• Job: Below are some entries; can you quote all of them exactly?

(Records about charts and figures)
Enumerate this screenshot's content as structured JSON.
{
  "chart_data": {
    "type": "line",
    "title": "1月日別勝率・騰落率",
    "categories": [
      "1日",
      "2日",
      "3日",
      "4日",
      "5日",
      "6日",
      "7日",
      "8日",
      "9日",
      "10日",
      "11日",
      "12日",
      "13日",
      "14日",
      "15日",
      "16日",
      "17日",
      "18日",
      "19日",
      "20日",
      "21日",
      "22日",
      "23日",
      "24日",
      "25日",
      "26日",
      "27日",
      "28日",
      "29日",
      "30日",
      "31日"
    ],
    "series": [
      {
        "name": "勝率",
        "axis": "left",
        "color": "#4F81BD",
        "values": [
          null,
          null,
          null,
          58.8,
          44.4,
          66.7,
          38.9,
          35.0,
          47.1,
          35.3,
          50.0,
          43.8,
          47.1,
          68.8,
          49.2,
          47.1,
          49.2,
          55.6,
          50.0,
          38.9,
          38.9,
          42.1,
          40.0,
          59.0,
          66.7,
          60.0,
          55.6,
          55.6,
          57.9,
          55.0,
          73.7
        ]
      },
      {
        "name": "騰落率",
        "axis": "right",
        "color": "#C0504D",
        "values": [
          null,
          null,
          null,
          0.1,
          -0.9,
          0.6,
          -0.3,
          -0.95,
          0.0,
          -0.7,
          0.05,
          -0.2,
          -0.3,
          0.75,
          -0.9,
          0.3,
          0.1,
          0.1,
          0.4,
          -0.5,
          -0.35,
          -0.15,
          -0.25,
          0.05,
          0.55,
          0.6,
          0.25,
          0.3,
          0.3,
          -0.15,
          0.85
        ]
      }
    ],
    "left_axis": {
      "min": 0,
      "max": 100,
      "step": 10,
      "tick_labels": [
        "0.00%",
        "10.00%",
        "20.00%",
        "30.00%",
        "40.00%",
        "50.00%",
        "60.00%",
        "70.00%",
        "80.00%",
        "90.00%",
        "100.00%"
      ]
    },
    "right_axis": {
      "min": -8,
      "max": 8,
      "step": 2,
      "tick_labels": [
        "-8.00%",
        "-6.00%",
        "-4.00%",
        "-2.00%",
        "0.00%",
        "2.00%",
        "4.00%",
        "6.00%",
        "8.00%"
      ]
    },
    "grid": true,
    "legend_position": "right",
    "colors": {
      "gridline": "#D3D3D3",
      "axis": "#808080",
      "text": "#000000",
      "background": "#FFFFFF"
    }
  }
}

• Exercise response:
Enumerate this screenshot's content as structured JSON.
{
  "chart_data": {
    "type": "line",
    "title": "1月日別勝率・騰落率",
    "categories": [
      "1日",
      "2日",
      "3日",
      "4日",
      "5日",
      "6日",
      "7日",
      "8日",
      "9日",
      "10日",
      "11日",
      "12日",
      "13日",
      "14日",
      "15日",
      "16日",
      "17日",
      "18日",
      "19日",
      "20日",
      "21日",
      "22日",
      "23日",
      "24日",
      "25日",
      "26日",
      "27日",
      "28日",
      "29日",
      "30日",
      "31日"
    ],
    "series": [
      {
        "name": "勝率",
        "axis": "left",
        "color": "#4F81BD",
        "values": [
          null,
          null,
          null,
          58.8,
          44.4,
          66.7,
          38.9,
          35.0,
          47.1,
          35.3,
          50.0,
          43.8,
          47.1,
          68.8,
          49.2,
          47.1,
          49.2,
          55.6,
          50.0,
          38.9,
          38.9,
          42.1,
          40.0,
          59.0,
          66.7,
          60.0,
          55.6,
          55.6,
          57.9,
          55.0,
          73.7
        ]
      },
      {
        "name": "騰落率",
        "axis": "right",
        "color": "#C0504D",
        "values": [
          null,
          null,
          null,
          0.1,
          -0.9,
          0.6,
          -0.3,
          -0.95,
          0.0,
          -0.7,
          0.05,
          -0.2,
          -0.3,
          0.75,
          -0.9,
          0.3,
          0.1,
          0.1,
          0.4,
          -0.5,
          -0.35,
          -0.15,
          -0.25,
          0.05,
          0.55,
          0.6,
          0.25,
          0.3,
          0.3,
          -0.15,
          0.85
        ]
      }
    ],
    "left_axis": {
      "min": 0,
      "max": 100,
      "step": 10,
      "tick_labels": [
        "0.00%",
        "10.00%",
        "20.00%",
        "30.00%",
        "40.00%",
        "50.00%",
        "60.00%",
        "70.00%",
        "80.00%",
        "90.00%",
        "100.00%"
      ]
    },
    "right_axis": {
      "min": -8,
      "max": 8,
      "step": 2,
      "tick_labels": [
        "-8.00%",
        "-6.00%",
        "-4.00%",
        "-2.00%",
        "0.00%",
        "2.00%",
        "4.00%",
        "6.00%",
        "8.00%"
      ]
    },
    "grid": true,
    "legend_position": "right",
    "colors": {
      "gridline": "#D3D3D3",
      "axis": "#808080",
      "text": "#000000",
      "background": "#FFFFFF"
    }
  }
}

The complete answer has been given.